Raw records

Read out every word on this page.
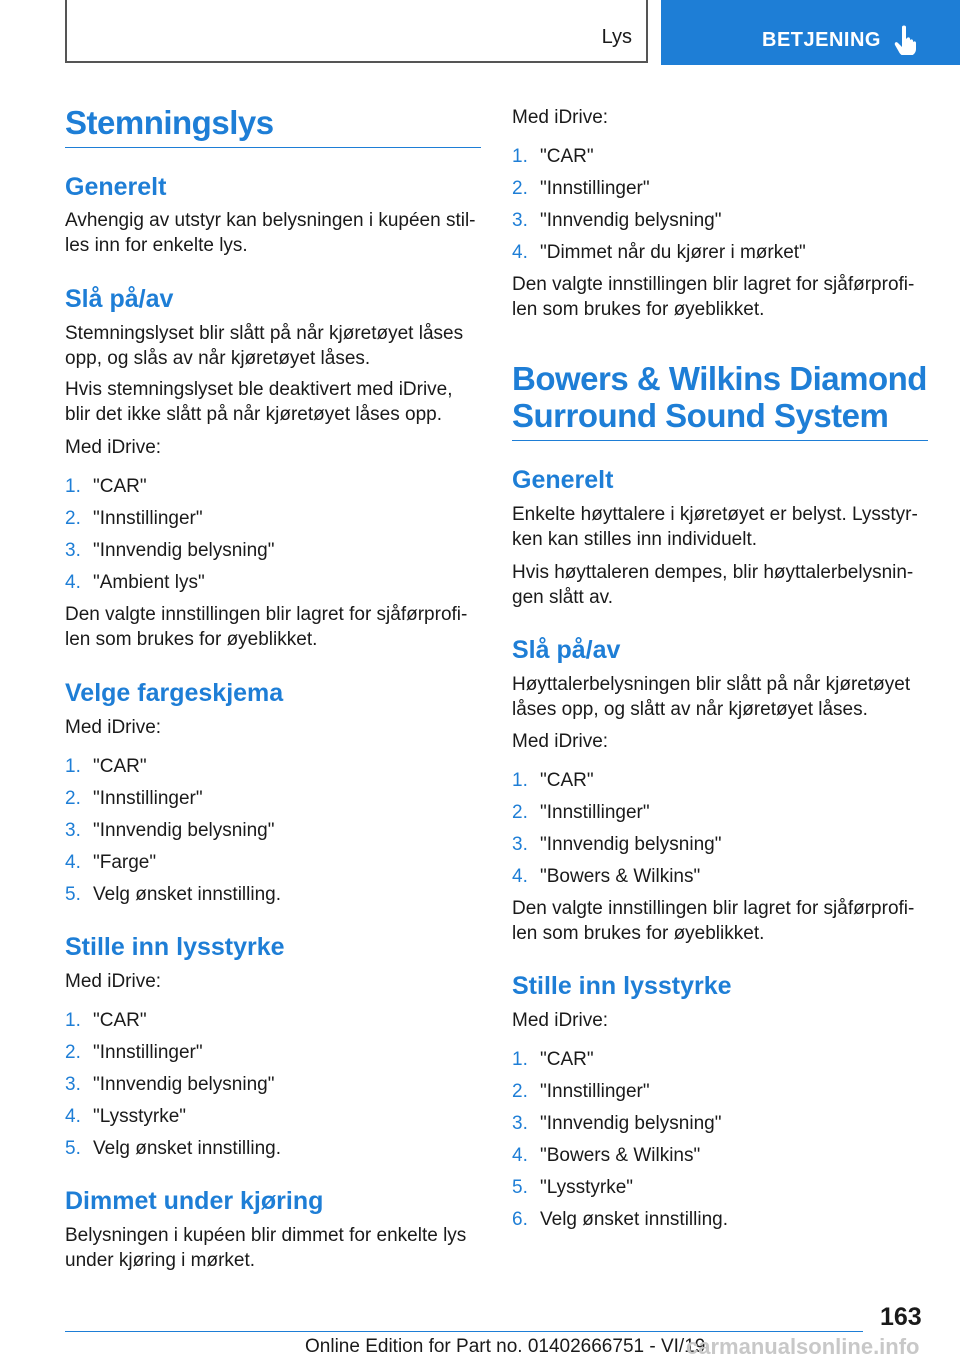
Lys	BETJENING
Stemningslys
Generelt
Avhengig av utstyr kan belysningen i kupéen stil-
les inn for enkelte lys.
Slå på/av
Stemningslyset blir slått på når kjøretøyet låses
opp, og slås av når kjøretøyet låses.
Hvis stemningslyset ble deaktivert med iDrive,
blir det ikke slått på når kjøretøyet låses opp.
Med iDrive:
1. "CAR"
2. "Innstillinger"
3. "Innvendig belysning"
4. "Ambient lys"
Den valgte innstillingen blir lagret for sjåførprofi-
len som brukes for øyeblikket.
Velge fargeskjema
Med iDrive:
1. "CAR"
2. "Innstillinger"
3. "Innvendig belysning"
4. "Farge"
5. Velg ønsket innstilling.
Stille inn lysstyrke
Med iDrive:
1. "CAR"
2. "Innstillinger"
3. "Innvendig belysning"
4. "Lysstyrke"
5. Velg ønsket innstilling.
Dimmet under kjøring
Belysningen i kupéen blir dimmet for enkelte lys
under kjøring i mørket.
Med iDrive:
1. "CAR"
2. "Innstillinger"
3. "Innvendig belysning"
4. "Dimmet når du kjører i mørket"
Den valgte innstillingen blir lagret for sjåførprofi-
len som brukes for øyeblikket.
Bowers & Wilkins Diamond
Surround Sound System
Generelt
Enkelte høyttalere i kjøretøyet er belyst. Lysstyr-
ken kan stilles inn individuelt.
Hvis høyttaleren dempes, blir høyttalerbelysnin-
gen slått av.
Slå på/av
Høyttalerbelysningen blir slått på når kjøretøyet
låses opp, og slått av når kjøretøyet låses.
Med iDrive:
1. "CAR"
2. "Innstillinger"
3. "Innvendig belysning"
4. "Bowers & Wilkins"
Den valgte innstillingen blir lagret for sjåførprofi-
len som brukes for øyeblikket.
Stille inn lysstyrke
Med iDrive:
1. "CAR"
2. "Innstillinger"
3. "Innvendig belysning"
4. "Bowers & Wilkins"
5. "Lysstyrke"
6. Velg ønsket innstilling.
163
Online Edition for Part no. 01402666751 - VI/19
carmanualsonline.info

# Prompt
How many lines in the records hold the string "mørket"? Reply with the number alone.

# Output
2